Items from a figure collection
====================

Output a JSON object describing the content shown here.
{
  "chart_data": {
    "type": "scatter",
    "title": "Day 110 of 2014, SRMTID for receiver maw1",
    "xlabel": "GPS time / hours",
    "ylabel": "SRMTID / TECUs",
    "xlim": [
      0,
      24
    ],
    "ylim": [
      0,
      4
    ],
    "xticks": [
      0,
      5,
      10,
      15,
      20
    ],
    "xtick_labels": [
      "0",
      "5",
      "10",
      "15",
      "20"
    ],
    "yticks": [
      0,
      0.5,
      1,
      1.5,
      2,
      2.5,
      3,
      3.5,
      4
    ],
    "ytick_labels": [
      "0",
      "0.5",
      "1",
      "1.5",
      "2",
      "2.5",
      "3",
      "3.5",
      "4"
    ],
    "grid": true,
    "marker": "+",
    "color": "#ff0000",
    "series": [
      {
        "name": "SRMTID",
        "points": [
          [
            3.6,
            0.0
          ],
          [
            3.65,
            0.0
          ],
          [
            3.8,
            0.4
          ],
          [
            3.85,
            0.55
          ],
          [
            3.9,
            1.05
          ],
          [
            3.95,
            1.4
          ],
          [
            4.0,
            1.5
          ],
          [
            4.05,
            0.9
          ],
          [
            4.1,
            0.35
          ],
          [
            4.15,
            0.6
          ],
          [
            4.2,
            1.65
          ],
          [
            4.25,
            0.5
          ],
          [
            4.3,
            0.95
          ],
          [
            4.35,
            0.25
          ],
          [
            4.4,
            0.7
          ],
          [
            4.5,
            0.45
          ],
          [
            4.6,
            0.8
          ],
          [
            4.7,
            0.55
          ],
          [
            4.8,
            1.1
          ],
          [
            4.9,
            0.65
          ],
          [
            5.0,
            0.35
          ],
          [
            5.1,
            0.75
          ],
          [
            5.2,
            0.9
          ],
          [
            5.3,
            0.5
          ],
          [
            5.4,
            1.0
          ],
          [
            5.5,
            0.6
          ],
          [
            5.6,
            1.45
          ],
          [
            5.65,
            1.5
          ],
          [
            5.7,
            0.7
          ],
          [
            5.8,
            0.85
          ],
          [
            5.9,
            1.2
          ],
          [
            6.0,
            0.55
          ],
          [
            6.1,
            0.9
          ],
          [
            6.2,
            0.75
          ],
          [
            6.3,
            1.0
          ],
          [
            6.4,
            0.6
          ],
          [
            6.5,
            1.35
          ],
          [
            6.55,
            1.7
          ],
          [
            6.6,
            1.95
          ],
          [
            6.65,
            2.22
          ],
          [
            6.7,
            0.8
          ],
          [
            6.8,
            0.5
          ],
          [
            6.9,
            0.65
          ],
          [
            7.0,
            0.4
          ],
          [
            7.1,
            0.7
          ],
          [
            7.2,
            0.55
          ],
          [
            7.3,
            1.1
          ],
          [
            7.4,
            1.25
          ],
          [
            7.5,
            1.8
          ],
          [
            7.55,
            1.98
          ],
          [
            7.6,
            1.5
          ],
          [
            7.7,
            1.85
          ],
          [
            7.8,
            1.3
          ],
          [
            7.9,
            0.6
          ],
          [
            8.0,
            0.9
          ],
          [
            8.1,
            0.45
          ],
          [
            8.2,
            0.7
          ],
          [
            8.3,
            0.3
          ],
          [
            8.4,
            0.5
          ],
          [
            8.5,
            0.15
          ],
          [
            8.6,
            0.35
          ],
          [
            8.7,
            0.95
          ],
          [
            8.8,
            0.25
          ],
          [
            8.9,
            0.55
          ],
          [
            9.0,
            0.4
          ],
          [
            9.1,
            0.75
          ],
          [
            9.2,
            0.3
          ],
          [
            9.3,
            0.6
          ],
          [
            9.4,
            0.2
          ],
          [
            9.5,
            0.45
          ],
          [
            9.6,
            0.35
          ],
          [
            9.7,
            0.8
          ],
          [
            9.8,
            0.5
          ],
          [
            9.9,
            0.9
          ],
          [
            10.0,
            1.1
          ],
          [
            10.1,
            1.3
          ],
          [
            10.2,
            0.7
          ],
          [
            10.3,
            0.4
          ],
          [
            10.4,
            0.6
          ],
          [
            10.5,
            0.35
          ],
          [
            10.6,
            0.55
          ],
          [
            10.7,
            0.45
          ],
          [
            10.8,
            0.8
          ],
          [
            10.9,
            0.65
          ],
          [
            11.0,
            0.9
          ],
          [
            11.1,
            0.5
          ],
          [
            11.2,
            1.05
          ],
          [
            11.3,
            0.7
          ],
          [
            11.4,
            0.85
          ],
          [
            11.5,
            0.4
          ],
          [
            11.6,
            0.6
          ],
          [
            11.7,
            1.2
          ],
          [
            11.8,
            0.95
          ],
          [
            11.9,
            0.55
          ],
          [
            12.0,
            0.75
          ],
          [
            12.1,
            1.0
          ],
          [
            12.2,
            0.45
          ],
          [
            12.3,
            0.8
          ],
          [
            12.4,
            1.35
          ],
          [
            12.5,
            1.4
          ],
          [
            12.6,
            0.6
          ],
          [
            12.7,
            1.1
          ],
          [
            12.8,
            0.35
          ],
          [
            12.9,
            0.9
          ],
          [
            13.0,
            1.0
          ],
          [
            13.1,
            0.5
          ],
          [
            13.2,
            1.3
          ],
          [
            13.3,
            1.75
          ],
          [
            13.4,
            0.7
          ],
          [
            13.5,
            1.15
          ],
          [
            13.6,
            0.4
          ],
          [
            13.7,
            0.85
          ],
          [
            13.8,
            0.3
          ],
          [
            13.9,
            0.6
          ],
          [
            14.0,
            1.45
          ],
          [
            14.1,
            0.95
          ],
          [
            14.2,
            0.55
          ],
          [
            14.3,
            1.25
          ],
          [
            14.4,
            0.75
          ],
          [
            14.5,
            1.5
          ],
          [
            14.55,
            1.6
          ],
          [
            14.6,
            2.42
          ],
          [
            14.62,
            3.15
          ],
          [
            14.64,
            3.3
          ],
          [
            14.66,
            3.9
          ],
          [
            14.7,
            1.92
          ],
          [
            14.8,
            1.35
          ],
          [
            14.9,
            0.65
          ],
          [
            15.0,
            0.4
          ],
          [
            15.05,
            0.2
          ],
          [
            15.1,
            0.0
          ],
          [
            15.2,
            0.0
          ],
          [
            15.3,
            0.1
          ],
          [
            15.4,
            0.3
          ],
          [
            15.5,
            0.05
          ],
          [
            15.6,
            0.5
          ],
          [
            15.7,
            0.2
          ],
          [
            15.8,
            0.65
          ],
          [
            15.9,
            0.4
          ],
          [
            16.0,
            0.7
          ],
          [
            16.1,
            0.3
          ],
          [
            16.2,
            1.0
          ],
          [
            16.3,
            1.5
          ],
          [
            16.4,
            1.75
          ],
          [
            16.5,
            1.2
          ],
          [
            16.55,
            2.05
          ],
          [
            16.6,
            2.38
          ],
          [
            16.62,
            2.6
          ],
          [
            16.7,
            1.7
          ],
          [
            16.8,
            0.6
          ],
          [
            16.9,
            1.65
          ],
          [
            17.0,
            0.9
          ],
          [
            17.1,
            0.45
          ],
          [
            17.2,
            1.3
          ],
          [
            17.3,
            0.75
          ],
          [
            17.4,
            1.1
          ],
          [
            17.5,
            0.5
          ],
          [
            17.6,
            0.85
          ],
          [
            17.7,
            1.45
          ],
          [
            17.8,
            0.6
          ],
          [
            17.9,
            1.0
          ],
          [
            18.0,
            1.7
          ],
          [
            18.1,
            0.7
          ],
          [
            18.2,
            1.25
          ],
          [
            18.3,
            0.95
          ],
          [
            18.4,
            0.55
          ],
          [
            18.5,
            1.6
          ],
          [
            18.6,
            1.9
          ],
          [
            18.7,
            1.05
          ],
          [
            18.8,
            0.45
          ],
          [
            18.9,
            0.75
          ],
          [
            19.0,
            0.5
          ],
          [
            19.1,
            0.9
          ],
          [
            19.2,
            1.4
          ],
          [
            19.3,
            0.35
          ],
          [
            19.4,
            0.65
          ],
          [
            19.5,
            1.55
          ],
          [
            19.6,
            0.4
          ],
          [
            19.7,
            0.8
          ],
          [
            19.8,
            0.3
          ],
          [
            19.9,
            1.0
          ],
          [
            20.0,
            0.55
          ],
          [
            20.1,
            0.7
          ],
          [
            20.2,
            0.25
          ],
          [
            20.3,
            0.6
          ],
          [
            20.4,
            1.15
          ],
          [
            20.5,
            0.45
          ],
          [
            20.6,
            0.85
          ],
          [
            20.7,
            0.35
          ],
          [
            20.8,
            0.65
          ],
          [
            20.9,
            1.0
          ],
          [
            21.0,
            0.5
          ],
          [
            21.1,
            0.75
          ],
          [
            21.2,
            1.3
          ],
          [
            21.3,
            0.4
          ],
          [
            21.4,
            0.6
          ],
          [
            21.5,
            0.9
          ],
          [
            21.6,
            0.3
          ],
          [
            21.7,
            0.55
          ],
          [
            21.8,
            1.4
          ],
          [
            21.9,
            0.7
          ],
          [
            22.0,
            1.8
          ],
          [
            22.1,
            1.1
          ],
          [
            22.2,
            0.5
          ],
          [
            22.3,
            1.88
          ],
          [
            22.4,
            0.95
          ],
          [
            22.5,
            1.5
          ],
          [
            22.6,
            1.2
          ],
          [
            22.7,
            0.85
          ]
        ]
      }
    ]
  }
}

====================

● THE EXERCISE:
From the entries above, collect every line with the string "SRMTID" in it.

● WRITTEN ANSWER:
    "title": "Day 110 of 2014, SRMTID for receiver maw1",
    "ylabel": "SRMTID / TECUs",
        "name": "SRMTID",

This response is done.